Copy down every line where the string "handle" shows up.

-- Begin INPUT --

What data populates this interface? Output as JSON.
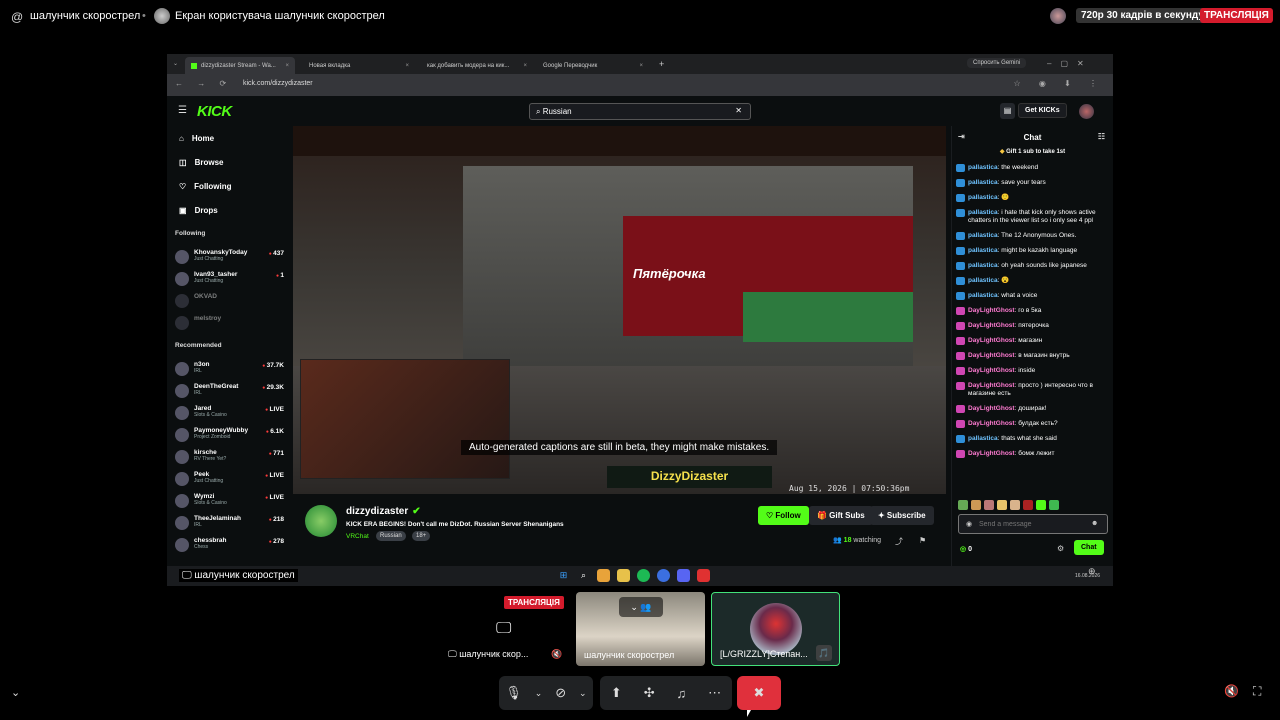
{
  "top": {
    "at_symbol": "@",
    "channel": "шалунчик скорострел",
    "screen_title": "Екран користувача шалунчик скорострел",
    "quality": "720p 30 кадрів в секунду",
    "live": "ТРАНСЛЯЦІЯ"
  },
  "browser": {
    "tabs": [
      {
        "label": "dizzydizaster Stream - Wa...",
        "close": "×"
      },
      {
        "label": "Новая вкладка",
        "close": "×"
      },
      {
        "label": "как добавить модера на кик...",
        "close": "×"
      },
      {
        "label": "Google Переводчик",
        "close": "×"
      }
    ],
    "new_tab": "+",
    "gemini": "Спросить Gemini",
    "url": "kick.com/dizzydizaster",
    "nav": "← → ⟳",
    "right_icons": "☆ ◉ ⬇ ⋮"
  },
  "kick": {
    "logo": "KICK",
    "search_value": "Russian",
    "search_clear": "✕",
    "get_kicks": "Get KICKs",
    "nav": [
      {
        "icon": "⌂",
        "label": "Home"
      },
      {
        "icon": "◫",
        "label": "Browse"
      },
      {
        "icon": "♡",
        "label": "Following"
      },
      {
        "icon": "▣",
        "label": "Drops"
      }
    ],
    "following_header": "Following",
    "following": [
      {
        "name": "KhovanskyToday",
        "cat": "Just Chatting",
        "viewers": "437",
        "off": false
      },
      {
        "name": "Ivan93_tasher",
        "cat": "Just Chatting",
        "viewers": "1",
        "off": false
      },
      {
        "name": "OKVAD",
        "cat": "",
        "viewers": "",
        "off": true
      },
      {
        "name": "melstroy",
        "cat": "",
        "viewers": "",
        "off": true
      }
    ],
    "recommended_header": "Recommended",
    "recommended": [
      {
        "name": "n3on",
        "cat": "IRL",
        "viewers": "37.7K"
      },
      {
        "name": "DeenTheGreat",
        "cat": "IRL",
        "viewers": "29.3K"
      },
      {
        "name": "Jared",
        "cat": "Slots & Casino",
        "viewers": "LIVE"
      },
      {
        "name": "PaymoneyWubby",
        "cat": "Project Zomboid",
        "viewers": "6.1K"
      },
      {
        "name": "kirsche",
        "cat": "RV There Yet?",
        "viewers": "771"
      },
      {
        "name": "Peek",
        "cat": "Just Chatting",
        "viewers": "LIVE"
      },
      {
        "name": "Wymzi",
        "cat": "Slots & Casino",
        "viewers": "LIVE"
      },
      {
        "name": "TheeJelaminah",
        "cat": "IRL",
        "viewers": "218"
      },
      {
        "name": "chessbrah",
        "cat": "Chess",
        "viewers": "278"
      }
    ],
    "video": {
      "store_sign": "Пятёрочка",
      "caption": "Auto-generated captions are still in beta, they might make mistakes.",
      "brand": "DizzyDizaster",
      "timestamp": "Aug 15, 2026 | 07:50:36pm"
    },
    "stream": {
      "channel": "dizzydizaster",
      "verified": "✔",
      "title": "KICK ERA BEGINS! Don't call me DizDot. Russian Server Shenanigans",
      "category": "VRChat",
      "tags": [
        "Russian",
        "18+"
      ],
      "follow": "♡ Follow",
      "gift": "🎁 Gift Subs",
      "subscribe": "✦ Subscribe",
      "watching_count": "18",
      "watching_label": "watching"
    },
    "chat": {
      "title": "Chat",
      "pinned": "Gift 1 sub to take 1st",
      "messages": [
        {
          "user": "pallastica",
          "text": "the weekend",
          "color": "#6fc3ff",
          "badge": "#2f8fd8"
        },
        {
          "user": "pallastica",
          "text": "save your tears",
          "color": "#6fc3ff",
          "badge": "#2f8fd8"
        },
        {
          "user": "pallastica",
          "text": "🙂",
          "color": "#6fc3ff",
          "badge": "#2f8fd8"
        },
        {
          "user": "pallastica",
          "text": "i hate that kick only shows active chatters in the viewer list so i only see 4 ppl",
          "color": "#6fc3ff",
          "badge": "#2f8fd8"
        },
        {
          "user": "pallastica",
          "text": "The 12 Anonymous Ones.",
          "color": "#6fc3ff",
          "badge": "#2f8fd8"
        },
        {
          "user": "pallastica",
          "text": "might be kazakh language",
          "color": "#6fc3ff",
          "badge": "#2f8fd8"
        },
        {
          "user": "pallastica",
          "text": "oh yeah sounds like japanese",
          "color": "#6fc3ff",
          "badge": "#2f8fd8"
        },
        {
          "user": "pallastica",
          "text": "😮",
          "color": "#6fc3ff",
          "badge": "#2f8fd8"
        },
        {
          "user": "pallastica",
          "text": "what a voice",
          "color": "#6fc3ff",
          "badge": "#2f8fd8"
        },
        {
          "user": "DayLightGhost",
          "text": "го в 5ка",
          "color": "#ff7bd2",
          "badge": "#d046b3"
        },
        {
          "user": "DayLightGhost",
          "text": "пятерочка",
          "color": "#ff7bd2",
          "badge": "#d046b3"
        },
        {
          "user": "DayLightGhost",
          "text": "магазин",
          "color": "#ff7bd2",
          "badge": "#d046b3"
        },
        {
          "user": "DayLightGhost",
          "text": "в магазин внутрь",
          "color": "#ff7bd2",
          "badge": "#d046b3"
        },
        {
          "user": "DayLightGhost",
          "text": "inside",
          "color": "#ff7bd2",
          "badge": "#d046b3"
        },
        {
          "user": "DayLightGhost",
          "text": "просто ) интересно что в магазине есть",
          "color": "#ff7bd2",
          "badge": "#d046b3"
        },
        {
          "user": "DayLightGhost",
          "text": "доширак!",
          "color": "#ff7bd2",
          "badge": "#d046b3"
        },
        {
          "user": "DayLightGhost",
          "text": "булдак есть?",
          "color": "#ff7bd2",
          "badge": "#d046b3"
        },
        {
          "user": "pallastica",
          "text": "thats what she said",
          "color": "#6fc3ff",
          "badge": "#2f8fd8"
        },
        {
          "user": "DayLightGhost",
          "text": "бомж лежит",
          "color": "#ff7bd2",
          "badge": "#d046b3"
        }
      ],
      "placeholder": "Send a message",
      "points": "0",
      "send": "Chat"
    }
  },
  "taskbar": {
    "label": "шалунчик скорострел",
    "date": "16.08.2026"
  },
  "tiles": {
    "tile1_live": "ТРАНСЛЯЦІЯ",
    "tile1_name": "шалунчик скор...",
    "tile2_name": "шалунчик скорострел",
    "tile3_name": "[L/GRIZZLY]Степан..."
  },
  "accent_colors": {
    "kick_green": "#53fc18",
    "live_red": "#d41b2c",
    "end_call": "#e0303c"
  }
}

-- End INPUT --
-- Begin INPUT --

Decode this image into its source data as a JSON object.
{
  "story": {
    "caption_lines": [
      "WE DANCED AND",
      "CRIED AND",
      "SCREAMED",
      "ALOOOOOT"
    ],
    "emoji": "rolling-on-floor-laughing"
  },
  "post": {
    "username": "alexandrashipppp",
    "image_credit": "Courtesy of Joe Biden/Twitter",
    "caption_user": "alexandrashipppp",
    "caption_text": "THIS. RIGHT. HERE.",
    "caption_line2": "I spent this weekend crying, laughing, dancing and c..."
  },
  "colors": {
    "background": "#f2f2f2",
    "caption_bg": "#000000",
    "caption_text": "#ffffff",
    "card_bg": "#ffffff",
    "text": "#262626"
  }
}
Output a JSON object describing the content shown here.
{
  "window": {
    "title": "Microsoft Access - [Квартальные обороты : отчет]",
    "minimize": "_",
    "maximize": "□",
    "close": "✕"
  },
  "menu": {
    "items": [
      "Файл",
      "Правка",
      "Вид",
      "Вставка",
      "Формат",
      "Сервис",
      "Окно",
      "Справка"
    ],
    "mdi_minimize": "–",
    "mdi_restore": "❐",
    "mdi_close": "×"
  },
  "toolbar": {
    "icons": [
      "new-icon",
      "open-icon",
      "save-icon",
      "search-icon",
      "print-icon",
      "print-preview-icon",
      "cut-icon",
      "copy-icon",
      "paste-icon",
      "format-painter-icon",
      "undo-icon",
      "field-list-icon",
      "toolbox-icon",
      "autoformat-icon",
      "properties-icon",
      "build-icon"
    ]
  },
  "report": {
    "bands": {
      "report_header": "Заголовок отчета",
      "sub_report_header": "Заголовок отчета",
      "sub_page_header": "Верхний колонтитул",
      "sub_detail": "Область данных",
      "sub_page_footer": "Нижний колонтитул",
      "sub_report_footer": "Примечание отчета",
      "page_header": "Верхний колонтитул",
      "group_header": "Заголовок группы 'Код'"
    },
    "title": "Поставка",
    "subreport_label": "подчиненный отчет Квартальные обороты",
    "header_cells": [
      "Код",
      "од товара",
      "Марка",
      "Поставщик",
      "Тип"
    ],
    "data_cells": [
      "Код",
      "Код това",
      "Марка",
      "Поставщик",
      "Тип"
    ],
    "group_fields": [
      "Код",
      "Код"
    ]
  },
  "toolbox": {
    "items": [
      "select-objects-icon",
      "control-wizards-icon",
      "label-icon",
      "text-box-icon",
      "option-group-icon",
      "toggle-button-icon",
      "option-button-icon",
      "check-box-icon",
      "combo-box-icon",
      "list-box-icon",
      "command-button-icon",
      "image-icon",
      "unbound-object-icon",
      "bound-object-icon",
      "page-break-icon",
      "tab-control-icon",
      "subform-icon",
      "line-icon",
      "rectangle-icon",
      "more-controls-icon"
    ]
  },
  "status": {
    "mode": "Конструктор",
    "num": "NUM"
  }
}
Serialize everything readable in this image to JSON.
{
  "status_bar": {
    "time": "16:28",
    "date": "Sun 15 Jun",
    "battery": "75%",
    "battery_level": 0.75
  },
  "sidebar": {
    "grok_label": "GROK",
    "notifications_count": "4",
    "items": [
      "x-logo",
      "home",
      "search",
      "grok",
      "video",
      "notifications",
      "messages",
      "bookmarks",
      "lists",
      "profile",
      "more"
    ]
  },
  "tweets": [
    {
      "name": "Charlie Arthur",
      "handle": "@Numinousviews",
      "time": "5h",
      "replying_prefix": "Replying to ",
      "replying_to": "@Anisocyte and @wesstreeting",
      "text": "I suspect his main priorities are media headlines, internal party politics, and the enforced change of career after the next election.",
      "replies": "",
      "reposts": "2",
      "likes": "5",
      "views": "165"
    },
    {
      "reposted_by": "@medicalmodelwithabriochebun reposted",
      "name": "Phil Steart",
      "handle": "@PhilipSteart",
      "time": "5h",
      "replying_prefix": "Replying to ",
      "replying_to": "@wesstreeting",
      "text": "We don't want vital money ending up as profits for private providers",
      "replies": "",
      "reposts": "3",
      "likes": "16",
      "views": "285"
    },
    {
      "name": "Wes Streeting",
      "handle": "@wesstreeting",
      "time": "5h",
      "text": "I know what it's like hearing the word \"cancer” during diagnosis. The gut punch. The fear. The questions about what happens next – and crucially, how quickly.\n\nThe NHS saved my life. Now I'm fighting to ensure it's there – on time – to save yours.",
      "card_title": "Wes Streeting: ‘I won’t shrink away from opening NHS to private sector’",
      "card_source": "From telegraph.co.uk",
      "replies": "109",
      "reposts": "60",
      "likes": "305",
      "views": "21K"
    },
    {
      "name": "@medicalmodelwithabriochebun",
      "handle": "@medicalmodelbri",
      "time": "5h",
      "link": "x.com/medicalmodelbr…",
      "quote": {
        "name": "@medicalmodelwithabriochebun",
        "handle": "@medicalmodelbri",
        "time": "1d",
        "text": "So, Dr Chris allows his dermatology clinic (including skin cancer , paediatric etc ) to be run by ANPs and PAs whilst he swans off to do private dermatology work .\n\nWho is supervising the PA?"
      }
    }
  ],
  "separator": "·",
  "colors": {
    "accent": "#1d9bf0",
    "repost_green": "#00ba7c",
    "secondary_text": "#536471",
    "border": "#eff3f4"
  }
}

-- End INPUT --

▸ **OUTPUT OF THE EXERCISE**
      "handle": "@Numinousviews",
      "handle": "@PhilipSteart",
      "handle": "@wesstreeting",
      "handle": "@medicalmodelbri",
        "handle": "@medicalmodelbri",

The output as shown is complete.